[Dataset entries on figures]
———

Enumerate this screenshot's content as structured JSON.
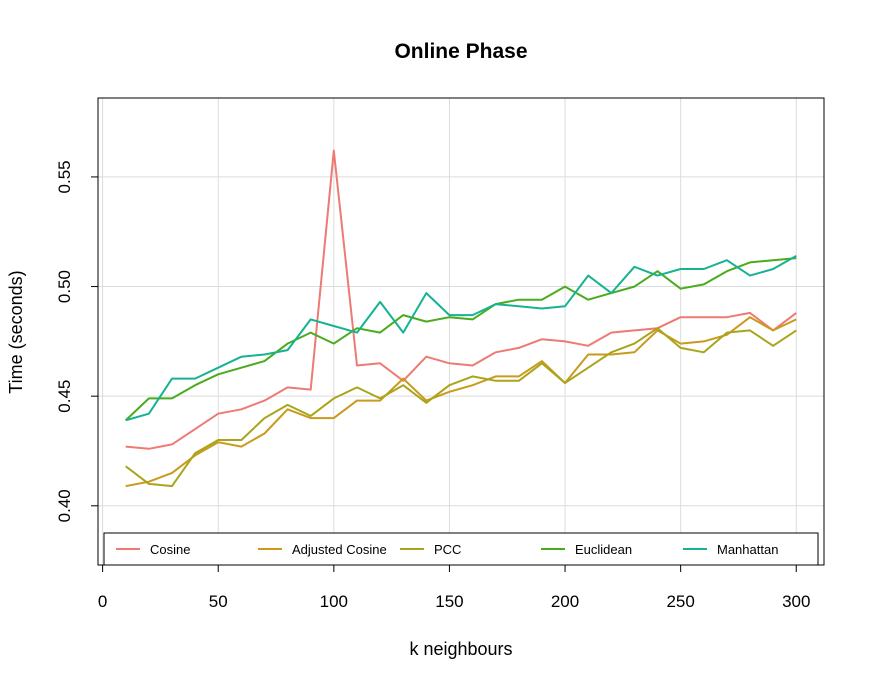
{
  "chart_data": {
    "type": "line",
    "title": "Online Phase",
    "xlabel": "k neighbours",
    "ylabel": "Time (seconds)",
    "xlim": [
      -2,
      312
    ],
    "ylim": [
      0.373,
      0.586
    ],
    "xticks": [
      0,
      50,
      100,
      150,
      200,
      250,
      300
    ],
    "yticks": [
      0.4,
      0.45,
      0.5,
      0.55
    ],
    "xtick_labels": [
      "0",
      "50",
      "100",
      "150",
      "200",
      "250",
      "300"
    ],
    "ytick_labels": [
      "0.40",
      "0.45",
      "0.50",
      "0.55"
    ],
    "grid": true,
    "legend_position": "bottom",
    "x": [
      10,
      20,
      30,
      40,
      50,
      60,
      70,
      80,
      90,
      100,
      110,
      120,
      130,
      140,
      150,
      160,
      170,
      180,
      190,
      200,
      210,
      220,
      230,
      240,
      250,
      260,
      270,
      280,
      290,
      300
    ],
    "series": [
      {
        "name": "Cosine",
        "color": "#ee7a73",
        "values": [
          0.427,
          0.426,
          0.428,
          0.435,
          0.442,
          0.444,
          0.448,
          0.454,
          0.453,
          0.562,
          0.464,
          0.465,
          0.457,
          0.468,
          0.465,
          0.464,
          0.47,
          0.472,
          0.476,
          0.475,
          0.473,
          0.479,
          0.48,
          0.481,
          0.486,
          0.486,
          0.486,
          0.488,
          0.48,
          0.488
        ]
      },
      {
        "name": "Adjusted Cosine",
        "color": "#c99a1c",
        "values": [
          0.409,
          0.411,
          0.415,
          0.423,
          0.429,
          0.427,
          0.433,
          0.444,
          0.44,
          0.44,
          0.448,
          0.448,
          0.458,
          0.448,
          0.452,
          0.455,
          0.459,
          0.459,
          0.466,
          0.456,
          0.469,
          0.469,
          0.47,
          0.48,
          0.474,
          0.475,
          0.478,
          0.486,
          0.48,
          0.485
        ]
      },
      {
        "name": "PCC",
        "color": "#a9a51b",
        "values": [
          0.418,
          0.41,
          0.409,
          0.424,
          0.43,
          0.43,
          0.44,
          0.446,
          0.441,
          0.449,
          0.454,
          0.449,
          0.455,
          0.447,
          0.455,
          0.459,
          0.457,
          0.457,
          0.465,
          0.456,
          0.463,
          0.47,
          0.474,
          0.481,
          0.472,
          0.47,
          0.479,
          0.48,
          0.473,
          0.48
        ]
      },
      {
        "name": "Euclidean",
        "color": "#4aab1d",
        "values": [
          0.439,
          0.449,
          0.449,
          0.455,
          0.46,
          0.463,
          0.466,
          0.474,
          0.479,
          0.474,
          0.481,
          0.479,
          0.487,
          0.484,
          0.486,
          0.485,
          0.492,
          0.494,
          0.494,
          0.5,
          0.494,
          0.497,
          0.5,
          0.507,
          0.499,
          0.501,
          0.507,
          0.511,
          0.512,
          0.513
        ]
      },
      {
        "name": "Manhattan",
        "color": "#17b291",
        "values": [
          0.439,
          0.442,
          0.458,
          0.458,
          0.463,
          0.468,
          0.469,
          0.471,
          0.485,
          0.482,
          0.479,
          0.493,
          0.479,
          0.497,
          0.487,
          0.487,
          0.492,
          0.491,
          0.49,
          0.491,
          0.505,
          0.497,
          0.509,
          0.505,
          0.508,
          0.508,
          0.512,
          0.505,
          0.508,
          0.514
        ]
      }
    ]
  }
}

———

◆ **DIRECTIVE**
Every record above should be written out again exactly; the pictures stay out of the copy.

◆ **SOLUTION TO THE EXERCISE**
Enumerate this screenshot's content as structured JSON.
{
  "chart_data": {
    "type": "line",
    "title": "Online Phase",
    "xlabel": "k neighbours",
    "ylabel": "Time (seconds)",
    "xlim": [
      -2,
      312
    ],
    "ylim": [
      0.373,
      0.586
    ],
    "xticks": [
      0,
      50,
      100,
      150,
      200,
      250,
      300
    ],
    "yticks": [
      0.4,
      0.45,
      0.5,
      0.55
    ],
    "xtick_labels": [
      "0",
      "50",
      "100",
      "150",
      "200",
      "250",
      "300"
    ],
    "ytick_labels": [
      "0.40",
      "0.45",
      "0.50",
      "0.55"
    ],
    "grid": true,
    "legend_position": "bottom",
    "x": [
      10,
      20,
      30,
      40,
      50,
      60,
      70,
      80,
      90,
      100,
      110,
      120,
      130,
      140,
      150,
      160,
      170,
      180,
      190,
      200,
      210,
      220,
      230,
      240,
      250,
      260,
      270,
      280,
      290,
      300
    ],
    "series": [
      {
        "name": "Cosine",
        "color": "#ee7a73",
        "values": [
          0.427,
          0.426,
          0.428,
          0.435,
          0.442,
          0.444,
          0.448,
          0.454,
          0.453,
          0.562,
          0.464,
          0.465,
          0.457,
          0.468,
          0.465,
          0.464,
          0.47,
          0.472,
          0.476,
          0.475,
          0.473,
          0.479,
          0.48,
          0.481,
          0.486,
          0.486,
          0.486,
          0.488,
          0.48,
          0.488
        ]
      },
      {
        "name": "Adjusted Cosine",
        "color": "#c99a1c",
        "values": [
          0.409,
          0.411,
          0.415,
          0.423,
          0.429,
          0.427,
          0.433,
          0.444,
          0.44,
          0.44,
          0.448,
          0.448,
          0.458,
          0.448,
          0.452,
          0.455,
          0.459,
          0.459,
          0.466,
          0.456,
          0.469,
          0.469,
          0.47,
          0.48,
          0.474,
          0.475,
          0.478,
          0.486,
          0.48,
          0.485
        ]
      },
      {
        "name": "PCC",
        "color": "#a9a51b",
        "values": [
          0.418,
          0.41,
          0.409,
          0.424,
          0.43,
          0.43,
          0.44,
          0.446,
          0.441,
          0.449,
          0.454,
          0.449,
          0.455,
          0.447,
          0.455,
          0.459,
          0.457,
          0.457,
          0.465,
          0.456,
          0.463,
          0.47,
          0.474,
          0.481,
          0.472,
          0.47,
          0.479,
          0.48,
          0.473,
          0.48
        ]
      },
      {
        "name": "Euclidean",
        "color": "#4aab1d",
        "values": [
          0.439,
          0.449,
          0.449,
          0.455,
          0.46,
          0.463,
          0.466,
          0.474,
          0.479,
          0.474,
          0.481,
          0.479,
          0.487,
          0.484,
          0.486,
          0.485,
          0.492,
          0.494,
          0.494,
          0.5,
          0.494,
          0.497,
          0.5,
          0.507,
          0.499,
          0.501,
          0.507,
          0.511,
          0.512,
          0.513
        ]
      },
      {
        "name": "Manhattan",
        "color": "#17b291",
        "values": [
          0.439,
          0.442,
          0.458,
          0.458,
          0.463,
          0.468,
          0.469,
          0.471,
          0.485,
          0.482,
          0.479,
          0.493,
          0.479,
          0.497,
          0.487,
          0.487,
          0.492,
          0.491,
          0.49,
          0.491,
          0.505,
          0.497,
          0.509,
          0.505,
          0.508,
          0.508,
          0.512,
          0.505,
          0.508,
          0.514
        ]
      }
    ]
  }
}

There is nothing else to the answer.